"""

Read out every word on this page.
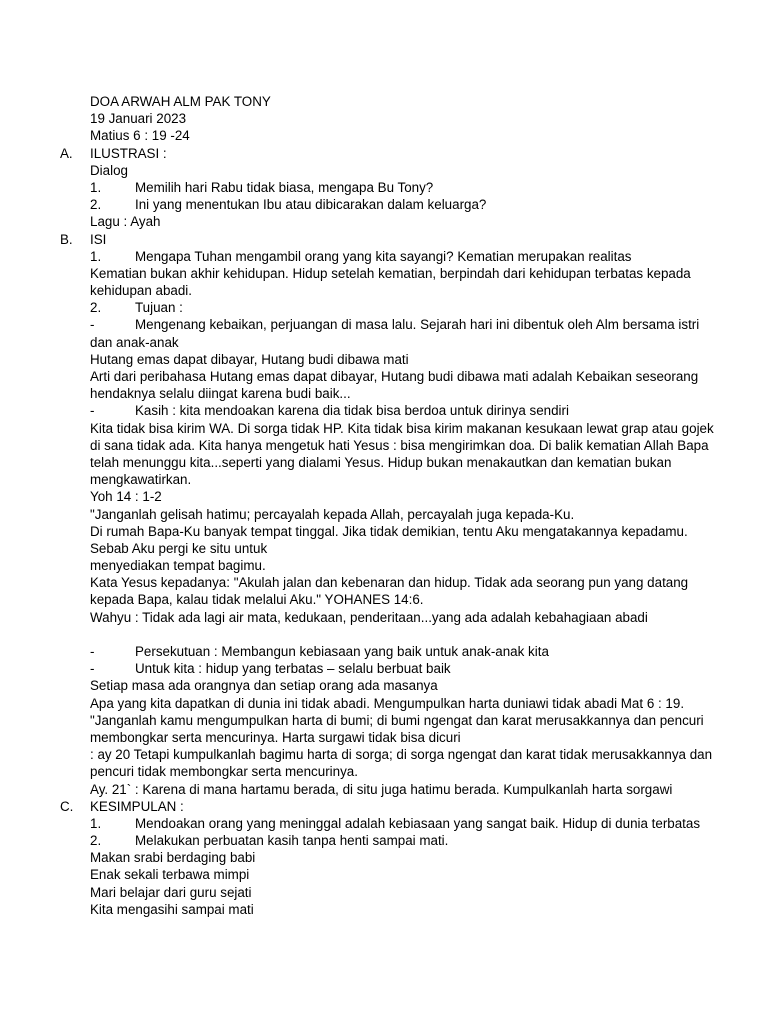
DOA ARWAH ALM PAK TONY
19 Januari 2023
Matius 6 : 19 -24
A. ILUSTRASI :
Dialog
1.	Memilih hari Rabu tidak biasa, mengapa Bu Tony?
2.	Ini yang menentukan Ibu atau dibicarakan dalam keluarga?
Lagu : Ayah
B. ISI
1.	Mengapa Tuhan mengambil orang yang kita sayangi? Kematian merupakan realitas
Kematian bukan akhir kehidupan. Hidup setelah kematian, berpindah dari kehidupan terbatas kepada
kehidupan abadi.
2.	Tujuan :
-	Mengenang kebaikan, perjuangan di masa lalu. Sejarah hari ini dibentuk oleh Alm bersama istri
dan anak-anak
Hutang emas dapat dibayar, Hutang budi dibawa mati
Arti dari peribahasa Hutang emas dapat dibayar, Hutang budi dibawa mati adalah Kebaikan seseorang
hendaknya selalu diingat karena budi baik...
-	Kasih : kita mendoakan karena dia tidak bisa berdoa untuk dirinya sendiri
Kita tidak bisa kirim WA. Di sorga tidak HP. Kita tidak bisa kirim makanan kesukaan lewat grap atau gojek
di sana tidak ada. Kita hanya mengetuk hati Yesus : bisa mengirimkan doa. Di balik kematian Allah Bapa
telah menunggu kita...seperti yang dialami Yesus. Hidup bukan menakautkan dan kematian bukan
mengkawatirkan.
Yoh 14 : 1-2
"Janganlah gelisah hatimu; percayalah kepada Allah, percayalah juga kepada-Ku.
Di rumah Bapa-Ku banyak tempat tinggal. Jika tidak demikian, tentu Aku mengatakannya kepadamu.
Sebab Aku pergi ke situ untuk
menyediakan tempat bagimu.
Kata Yesus kepadanya: "Akulah jalan dan kebenaran dan hidup. Tidak ada seorang pun yang datang
kepada Bapa, kalau tidak melalui Aku." YOHANES 14:6.
Wahyu : Tidak ada lagi air mata, kedukaan, penderitaan...yang ada adalah kebahagiaan abadi
-	Persekutuan : Membangun kebiasaan yang baik untuk anak-anak kita
-	Untuk kita : hidup yang terbatas – selalu berbuat baik
Setiap masa ada orangnya dan setiap orang ada masanya
Apa yang kita dapatkan di dunia ini tidak abadi. Mengumpulkan harta duniawi tidak abadi Mat 6 : 19.
"Janganlah kamu mengumpulkan harta di bumi; di bumi ngengat dan karat merusakkannya dan pencuri
membongkar serta mencurinya. Harta surgawi tidak bisa dicuri
: ay 20 Tetapi kumpulkanlah bagimu harta di sorga; di sorga ngengat dan karat tidak merusakkannya dan
pencuri tidak membongkar serta mencurinya.
Ay. 21` : Karena di mana hartamu berada, di situ juga hatimu berada. Kumpulkanlah harta sorgawi
C. KESIMPULAN :
1.	Mendoakan orang yang meninggal adalah kebiasaan yang sangat baik. Hidup di dunia terbatas
2.	Melakukan perbuatan kasih tanpa henti sampai mati.
Makan srabi berdaging babi
Enak sekali terbawa mimpi
Mari belajar dari guru sejati
Kita mengasihi sampai mati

"""

▶ **EXERCISE DETAILS**
Look through the lines above and collect those with the word "emas".

▶ **WRITTEN SOLUTION**
Hutang emas dapat dibayar, Hutang budi dibawa mati
Arti dari peribahasa Hutang emas dapat dibayar, Hutang budi dibawa mati adalah Kebaikan seseorang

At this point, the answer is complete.